> [Written task]
Look for the string "fact" and copy every line that has it.

#####

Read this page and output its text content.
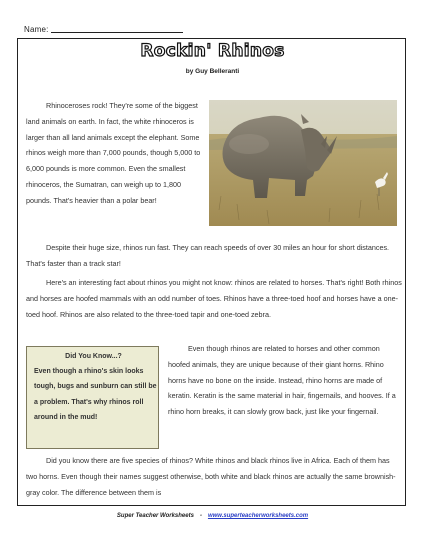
Name:
Rockin' Rhinos
by Guy Belleranti
Rhinoceroses rock! They're some of the biggest land animals on earth. In fact, the white rhinoceros is larger than all land animals except the elephant. Some rhinos weigh more than 7,000 pounds, though 5,000 to 6,000 pounds is more common. Even the smallest rhinoceros, the Sumatran, can weigh up to 1,800 pounds. That's heavier than a polar bear!
Despite their huge size, rhinos run fast. They can reach speeds of over 30 miles an hour for short distances. That's faster than a track star!
Here's an interesting fact about rhinos you might not know: rhinos are related to horses. That's right! Both rhinos and horses are hoofed mammals with an odd number of toes. Rhinos have a three-toed hoof and horses have a one-toed hoof. Rhinos are also related to the three-toed tapir and one-toed zebra.
Did You Know...?
Even though a rhino's skin looks tough, bugs and sunburn can still be a problem. That's why rhinos roll around in the mud!
Even though rhinos are related to horses and other common hoofed animals, they are unique because of their giant horns. Rhino horns have no bone on the inside. Instead, rhino horns are made of keratin. Keratin is the same material in hair, fingernails, and hooves. If a rhino horn breaks, it can slowly grow back, just like your fingernail.
Did you know there are five species of rhinos? White rhinos and black rhinos live in Africa. Each of them has two horns. Even though their names suggest otherwise, both white and black rhinos are actually the same brownish-gray color. The difference between them is
Super Teacher Worksheets - www.superteacherworksheets.com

#####

> [Exercise response]
Rhinoceroses rock! They're some of the biggest land animals on earth. In fact, the white rhinoceros is larger than all land animals except the elephant. Some rhinos weigh more than 7,000 pounds, though 5,000 to 6,000 pounds is more common. Even the smallest rhinoceros, the Sumatran, can weigh up to 1,800 pounds. That's heavier than a polar bear!
Here's an interesting fact about rhinos you might not know: rhinos are related to horses. That's right! Both rhinos and horses are hoofed mammals with an odd number of toes. Rhinos have a three-toed hoof and horses have a one-toed hoof. Rhinos are also related to the three-toed tapir and one-toed zebra.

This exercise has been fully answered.